[Given text]
──────────

All Songs Considered - EOY Best Album Poll
What is this?
A repository for cleaning, processing, weighting and ranking the form responses of the NPR Music End of Year Music poll. This code is inspired by the work from the 2016 music poll blog post, and there is an updated blog post for changes to the 2017 music poll.
There are two versions of this codebase. The major difference is that the master
branch includes weighting of albums, while the turning-tables
branch does not.
In order to cluster the data, we used dedupe
. We chose the library csvdedupe because it uses supervised machine learning techniques to detect similar entries and cluster them.
To make our data transformation pipeline more compact and reusable, we used GNU Make
. We have one central Makefile
with two main actions: dedupe
and rank
. We separated the processes to allow for a manual review checkpoint after using csvdedupe
to cluster album/artist key pairs. We found that it's best to check before ranking because of oddities in the user-submitted data like inputting an artist in the album spot and vice versa. These misclassifications impacted our top 150 classification, so we added an extra step to ensure accuracy using OpenRefine to make small adjustments.

──────────

[Recorded data]
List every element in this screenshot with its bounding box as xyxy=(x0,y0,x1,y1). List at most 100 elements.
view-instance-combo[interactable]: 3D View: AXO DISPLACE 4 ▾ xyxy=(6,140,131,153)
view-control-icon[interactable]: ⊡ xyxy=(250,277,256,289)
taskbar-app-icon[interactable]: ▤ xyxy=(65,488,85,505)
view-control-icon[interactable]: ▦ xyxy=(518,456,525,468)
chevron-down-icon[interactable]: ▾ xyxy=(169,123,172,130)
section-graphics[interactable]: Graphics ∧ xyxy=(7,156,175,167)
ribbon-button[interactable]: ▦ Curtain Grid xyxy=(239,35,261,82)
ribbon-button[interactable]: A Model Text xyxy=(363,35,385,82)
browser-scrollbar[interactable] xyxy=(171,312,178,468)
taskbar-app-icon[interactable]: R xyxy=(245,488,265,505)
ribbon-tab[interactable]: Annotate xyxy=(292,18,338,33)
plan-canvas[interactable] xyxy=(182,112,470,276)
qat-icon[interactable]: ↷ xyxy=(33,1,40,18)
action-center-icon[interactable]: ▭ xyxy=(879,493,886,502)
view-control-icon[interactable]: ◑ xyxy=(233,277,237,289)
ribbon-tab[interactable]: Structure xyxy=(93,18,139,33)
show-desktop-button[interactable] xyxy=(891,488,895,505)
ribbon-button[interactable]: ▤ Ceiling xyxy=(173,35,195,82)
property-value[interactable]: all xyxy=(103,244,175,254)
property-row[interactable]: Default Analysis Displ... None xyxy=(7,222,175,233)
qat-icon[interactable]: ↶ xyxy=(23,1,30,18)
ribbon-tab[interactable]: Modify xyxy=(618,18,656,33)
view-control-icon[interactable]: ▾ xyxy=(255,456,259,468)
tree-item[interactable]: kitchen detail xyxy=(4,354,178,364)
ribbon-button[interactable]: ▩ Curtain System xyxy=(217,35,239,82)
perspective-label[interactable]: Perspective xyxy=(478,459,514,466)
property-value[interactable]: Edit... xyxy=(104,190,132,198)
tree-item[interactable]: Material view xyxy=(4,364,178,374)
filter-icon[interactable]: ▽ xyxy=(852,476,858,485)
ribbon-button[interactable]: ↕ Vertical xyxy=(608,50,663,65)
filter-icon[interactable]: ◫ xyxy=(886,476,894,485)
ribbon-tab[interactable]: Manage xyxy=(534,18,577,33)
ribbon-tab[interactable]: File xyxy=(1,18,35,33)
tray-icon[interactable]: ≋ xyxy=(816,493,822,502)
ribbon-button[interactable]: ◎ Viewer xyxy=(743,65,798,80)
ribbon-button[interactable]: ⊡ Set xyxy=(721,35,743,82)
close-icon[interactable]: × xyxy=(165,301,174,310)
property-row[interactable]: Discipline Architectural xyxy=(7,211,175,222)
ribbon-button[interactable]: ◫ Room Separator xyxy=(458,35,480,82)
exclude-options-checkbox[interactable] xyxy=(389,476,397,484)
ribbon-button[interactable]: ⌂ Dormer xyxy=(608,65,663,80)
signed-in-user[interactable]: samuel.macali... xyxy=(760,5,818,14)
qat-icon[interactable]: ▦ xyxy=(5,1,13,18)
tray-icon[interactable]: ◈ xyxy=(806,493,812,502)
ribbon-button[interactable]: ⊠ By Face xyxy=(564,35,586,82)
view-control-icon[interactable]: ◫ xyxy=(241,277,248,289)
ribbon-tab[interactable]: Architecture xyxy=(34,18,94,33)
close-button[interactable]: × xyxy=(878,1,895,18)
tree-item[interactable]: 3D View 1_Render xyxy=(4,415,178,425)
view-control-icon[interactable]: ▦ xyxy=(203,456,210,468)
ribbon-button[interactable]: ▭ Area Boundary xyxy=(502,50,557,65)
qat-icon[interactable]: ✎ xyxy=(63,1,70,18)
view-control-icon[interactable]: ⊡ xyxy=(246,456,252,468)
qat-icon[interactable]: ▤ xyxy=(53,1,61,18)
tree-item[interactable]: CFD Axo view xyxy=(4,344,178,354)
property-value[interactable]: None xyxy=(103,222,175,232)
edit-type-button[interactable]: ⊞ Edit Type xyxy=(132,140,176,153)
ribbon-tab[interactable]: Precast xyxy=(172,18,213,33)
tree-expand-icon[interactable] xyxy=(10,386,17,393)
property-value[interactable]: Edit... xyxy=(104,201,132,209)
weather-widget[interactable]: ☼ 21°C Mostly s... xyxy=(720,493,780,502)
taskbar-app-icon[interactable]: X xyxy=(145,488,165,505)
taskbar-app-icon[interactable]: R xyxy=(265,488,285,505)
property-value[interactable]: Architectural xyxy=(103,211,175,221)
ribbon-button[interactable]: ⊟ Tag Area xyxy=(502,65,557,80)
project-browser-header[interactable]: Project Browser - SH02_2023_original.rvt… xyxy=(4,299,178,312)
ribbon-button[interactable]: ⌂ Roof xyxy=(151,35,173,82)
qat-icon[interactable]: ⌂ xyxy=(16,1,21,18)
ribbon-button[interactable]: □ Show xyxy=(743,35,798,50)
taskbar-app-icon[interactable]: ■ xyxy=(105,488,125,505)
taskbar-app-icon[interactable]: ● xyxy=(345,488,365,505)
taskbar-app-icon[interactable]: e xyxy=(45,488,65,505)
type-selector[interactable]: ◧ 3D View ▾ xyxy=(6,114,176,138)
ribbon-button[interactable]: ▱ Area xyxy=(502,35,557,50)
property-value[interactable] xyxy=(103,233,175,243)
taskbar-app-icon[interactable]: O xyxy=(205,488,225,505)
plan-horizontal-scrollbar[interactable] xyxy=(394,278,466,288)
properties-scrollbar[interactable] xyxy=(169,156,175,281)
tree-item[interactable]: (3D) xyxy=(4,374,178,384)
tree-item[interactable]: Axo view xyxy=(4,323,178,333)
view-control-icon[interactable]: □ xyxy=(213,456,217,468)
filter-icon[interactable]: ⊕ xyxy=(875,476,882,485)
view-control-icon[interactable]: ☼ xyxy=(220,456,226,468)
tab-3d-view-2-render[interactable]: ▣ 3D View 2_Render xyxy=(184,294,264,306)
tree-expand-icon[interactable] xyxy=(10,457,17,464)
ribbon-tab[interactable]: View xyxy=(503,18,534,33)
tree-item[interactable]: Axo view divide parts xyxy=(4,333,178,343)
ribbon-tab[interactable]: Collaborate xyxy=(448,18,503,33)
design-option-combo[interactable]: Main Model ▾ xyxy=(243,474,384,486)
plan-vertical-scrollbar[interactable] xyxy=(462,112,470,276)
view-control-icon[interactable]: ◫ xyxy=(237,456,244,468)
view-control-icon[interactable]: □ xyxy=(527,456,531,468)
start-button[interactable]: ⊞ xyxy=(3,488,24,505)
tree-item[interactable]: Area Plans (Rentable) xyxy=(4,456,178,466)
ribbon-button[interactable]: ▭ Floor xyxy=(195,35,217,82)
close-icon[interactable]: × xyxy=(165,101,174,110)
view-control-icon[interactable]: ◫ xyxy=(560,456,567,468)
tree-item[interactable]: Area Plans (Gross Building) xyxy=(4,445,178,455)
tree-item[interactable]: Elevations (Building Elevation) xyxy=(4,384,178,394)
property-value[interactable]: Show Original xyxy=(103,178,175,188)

──────────

[Set tasks]
1. Answer these questions from the page on the NPR album poll code:
(a) Which branch of the codebase does not include weighting of albums?
(b) Why was csvdedupe chosen?
(c) What tool was used to make small adjustments before ranking?
2. From the page on the NPR album poll code, return the passage starting with "A repository for" and going on through "branch does not.".
3. Carry the page on the NPR album poll code further from its last sentence.

[Answers given]
1.
(a) The turning-tables branch.
(b) Because it uses supervised machine learning techniques to detect similar entries and cluster them.
(c) OpenRefine.

2.
A repository for cleaning, processing, weighting and ranking the form responses of the NPR Music End of Year Music poll. This code is inspired by the work from the 2016 music poll blog post, and there is an updated blog post for changes to the 2017 music poll.
There are two versions of this codebase. The major difference is that the master
branch includes weighting of albums, while the turning-tables
branch does not.

3.
This codebase is licensed under the MIT open source license. See the LICENSE file for the complete license.
Assumptions
- You are using Python 2.7. (Probably the version that came OSX.)
- You have virtualenv and virtualenvwrapper installed and working.
- GNU make
Installation
cd allsongsconsidered-poll
mkvirtualenv allsongsconsidered-poll
pip install -r requirements.txt
Run Project
- Publish the form responses spreadsheet or a copy of it to leave the form and spreadsheet as a csv. Follow instructions here
NOTE: The spreadsheet headers will have to match DUPE_DICT_KEYS
in the clean_ballot_stuffing
script.
- Copy the url of the spreadsheet published as a csv we'll need to provide that as a parameter.
Having done that we are going to use the first of two makefiles commandds to execute our data transformation process.
make dedupe CSV_URL='https://docs.google.com/spreadsheets/d/e/2PACX-1vTdnDO2daqBhCWFPPPwzqwHzZIyNDKS_N9af5QEx7HwgAT-bApIjireeZ_F6KAD30BSe49kWc4Dp7UE/pub?gid=43875107&single=true&output=csv'
Review the results on OpenRefine.
If you make changes inside OpenRefine then you'll need to
- Export the modified dataset into a csv file from OpenRefine.
- Override the following makefile variables on the command file the
RANK_DATA_DIR
&RANK_INPUT_FILE
.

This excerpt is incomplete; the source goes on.